(Stored dataset items)
+===+

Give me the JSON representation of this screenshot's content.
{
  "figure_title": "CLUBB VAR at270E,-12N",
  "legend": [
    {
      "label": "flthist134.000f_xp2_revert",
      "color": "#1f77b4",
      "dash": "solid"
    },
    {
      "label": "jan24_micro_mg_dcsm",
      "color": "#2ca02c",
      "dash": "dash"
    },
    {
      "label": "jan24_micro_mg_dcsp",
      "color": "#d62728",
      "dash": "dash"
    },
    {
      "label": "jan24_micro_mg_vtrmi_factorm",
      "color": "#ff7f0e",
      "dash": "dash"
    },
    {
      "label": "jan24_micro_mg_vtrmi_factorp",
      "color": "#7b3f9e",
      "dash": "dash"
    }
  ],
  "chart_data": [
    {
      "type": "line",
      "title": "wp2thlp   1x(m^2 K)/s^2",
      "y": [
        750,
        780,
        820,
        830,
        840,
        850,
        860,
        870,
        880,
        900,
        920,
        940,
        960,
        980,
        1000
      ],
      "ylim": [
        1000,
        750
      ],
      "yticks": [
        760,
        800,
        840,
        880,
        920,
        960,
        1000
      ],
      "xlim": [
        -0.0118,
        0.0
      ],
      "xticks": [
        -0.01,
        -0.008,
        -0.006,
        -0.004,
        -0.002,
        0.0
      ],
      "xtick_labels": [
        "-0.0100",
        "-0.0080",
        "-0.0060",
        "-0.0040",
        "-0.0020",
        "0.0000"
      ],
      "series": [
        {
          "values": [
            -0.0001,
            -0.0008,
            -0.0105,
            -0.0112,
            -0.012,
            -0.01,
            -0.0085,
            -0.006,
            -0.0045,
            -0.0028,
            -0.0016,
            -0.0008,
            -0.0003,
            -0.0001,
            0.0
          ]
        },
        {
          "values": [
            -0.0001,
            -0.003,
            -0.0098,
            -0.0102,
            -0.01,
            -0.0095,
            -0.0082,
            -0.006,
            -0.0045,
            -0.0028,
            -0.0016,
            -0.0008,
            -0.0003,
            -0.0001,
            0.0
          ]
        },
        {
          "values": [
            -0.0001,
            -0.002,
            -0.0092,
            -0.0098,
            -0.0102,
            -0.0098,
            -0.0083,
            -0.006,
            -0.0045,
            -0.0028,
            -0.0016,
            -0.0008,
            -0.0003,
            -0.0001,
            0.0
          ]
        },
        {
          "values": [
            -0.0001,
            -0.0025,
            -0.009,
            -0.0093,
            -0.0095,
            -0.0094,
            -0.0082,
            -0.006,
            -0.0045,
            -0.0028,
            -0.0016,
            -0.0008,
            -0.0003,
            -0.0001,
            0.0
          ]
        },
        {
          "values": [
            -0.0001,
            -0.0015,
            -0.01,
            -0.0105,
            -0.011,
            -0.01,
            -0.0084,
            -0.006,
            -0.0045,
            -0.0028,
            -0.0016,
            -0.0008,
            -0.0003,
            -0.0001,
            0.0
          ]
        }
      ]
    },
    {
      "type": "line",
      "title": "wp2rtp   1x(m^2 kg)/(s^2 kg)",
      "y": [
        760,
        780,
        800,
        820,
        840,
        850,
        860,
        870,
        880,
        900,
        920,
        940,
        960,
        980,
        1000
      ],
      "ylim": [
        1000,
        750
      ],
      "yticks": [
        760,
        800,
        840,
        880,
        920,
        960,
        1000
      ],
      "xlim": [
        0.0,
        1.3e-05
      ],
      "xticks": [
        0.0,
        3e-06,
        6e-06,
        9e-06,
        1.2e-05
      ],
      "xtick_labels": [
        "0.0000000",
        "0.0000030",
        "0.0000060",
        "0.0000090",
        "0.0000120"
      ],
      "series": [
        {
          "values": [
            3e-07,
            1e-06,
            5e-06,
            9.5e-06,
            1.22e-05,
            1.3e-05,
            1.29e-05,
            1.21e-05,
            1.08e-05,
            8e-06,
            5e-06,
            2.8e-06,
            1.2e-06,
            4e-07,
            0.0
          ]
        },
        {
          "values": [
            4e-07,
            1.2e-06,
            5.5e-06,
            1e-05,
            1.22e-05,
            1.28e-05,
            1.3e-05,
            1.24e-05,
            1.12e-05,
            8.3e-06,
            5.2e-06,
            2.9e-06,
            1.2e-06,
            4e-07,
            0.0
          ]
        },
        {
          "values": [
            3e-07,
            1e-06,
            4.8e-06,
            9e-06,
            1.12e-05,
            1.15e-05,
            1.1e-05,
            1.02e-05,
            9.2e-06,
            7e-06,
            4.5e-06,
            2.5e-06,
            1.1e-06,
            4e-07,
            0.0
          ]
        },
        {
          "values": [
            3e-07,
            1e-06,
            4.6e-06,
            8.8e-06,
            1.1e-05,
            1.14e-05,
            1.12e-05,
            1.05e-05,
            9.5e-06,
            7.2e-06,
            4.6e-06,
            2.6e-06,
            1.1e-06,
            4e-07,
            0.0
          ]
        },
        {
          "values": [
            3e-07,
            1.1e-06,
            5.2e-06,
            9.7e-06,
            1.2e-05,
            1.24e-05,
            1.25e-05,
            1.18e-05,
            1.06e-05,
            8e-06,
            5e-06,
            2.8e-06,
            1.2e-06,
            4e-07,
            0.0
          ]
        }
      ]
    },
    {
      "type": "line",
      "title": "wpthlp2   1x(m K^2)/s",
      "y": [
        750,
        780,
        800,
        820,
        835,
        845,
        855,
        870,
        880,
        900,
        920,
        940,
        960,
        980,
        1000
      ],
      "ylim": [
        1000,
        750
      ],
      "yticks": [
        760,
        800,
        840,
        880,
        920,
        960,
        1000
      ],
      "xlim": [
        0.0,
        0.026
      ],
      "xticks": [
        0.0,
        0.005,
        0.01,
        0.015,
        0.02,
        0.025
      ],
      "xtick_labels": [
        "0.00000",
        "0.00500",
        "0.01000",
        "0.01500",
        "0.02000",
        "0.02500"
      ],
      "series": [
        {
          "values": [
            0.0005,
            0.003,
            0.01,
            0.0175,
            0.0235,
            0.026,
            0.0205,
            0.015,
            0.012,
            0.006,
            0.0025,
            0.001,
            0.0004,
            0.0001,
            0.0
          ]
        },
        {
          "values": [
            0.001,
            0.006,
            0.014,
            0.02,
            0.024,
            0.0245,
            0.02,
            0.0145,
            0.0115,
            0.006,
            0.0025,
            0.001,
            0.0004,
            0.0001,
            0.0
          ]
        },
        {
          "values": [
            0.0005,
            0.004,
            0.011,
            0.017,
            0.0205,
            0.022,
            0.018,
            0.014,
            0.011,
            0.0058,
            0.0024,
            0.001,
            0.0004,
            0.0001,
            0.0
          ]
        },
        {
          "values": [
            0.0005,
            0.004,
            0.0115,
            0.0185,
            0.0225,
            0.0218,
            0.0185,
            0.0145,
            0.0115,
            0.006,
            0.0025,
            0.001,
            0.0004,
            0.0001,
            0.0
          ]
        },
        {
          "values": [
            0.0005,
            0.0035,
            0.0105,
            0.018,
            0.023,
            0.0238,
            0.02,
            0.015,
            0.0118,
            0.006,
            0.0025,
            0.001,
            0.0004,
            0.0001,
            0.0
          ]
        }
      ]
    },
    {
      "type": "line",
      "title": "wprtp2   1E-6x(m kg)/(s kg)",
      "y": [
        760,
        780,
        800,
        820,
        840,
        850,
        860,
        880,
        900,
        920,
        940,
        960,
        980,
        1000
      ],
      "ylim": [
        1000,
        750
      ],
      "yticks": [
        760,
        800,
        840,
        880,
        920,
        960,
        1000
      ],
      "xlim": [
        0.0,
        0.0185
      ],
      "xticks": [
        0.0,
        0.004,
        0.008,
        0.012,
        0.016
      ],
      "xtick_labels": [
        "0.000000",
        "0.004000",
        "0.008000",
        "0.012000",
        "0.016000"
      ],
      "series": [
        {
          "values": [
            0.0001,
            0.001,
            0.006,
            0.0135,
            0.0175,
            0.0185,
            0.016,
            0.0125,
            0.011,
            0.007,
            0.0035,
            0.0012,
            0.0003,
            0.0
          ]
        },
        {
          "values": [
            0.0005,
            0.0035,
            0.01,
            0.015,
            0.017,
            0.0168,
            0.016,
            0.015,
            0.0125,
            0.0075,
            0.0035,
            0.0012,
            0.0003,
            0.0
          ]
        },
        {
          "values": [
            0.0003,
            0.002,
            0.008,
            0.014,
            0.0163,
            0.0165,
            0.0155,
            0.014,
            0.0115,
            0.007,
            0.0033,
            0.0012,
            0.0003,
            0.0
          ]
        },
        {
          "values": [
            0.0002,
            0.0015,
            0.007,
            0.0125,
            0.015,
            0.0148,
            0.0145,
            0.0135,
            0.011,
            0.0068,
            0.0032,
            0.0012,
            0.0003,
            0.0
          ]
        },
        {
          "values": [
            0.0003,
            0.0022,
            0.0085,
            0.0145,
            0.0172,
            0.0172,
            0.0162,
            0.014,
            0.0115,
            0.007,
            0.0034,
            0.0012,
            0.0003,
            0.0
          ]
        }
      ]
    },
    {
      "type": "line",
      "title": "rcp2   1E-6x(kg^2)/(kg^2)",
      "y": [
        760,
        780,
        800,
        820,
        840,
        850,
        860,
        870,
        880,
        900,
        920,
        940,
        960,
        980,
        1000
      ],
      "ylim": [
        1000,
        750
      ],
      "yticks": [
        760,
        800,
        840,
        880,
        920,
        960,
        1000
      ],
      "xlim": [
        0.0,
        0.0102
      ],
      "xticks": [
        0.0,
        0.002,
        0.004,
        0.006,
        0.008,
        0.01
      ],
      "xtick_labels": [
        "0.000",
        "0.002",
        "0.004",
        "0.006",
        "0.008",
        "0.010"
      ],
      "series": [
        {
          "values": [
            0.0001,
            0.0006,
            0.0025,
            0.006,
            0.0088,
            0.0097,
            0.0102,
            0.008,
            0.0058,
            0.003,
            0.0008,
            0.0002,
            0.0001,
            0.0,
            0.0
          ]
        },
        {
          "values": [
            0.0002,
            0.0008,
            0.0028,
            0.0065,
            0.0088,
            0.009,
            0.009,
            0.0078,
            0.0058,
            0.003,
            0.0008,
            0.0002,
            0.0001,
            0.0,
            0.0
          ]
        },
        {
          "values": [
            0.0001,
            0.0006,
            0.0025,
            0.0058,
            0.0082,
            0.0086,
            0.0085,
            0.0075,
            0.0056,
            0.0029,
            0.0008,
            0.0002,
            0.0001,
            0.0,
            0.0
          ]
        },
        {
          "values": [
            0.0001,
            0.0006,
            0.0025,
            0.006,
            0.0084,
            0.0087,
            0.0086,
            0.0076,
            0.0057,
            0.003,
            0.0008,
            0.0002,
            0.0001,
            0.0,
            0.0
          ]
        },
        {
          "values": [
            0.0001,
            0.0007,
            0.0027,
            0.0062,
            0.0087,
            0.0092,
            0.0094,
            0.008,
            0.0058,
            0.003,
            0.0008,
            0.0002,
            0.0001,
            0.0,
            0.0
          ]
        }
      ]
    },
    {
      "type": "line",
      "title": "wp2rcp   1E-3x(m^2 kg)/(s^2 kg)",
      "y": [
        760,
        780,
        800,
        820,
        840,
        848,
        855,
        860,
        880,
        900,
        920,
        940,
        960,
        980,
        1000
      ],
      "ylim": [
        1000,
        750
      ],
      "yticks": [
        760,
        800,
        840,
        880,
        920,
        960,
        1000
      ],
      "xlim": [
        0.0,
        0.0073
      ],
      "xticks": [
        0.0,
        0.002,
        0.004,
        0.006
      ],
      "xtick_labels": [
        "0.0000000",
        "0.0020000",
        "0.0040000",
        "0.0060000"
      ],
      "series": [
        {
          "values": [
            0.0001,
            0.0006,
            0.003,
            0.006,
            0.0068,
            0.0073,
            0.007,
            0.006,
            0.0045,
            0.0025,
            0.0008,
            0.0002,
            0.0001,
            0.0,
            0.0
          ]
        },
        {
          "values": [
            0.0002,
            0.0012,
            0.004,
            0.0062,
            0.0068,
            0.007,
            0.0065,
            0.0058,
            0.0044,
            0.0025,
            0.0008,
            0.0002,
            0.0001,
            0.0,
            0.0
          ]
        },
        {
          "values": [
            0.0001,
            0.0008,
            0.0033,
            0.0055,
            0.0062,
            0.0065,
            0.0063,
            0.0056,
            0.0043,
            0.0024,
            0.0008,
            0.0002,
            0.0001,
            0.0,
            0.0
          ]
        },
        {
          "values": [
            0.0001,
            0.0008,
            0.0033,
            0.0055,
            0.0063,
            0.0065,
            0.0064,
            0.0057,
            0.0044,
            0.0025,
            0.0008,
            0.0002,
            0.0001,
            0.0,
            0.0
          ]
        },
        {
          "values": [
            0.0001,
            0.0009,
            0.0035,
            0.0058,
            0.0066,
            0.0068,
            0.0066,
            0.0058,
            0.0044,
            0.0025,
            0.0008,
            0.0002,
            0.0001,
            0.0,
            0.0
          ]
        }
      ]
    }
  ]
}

+===+

* PROBLEM TO WORK ON
For each line of the listing that holds the word "color", show that line.

* RESULT
      "color": "#1f77b4",
      "color": "#2ca02c",
      "color": "#d62728",
      "color": "#ff7f0e",
      "color": "#7b3f9e",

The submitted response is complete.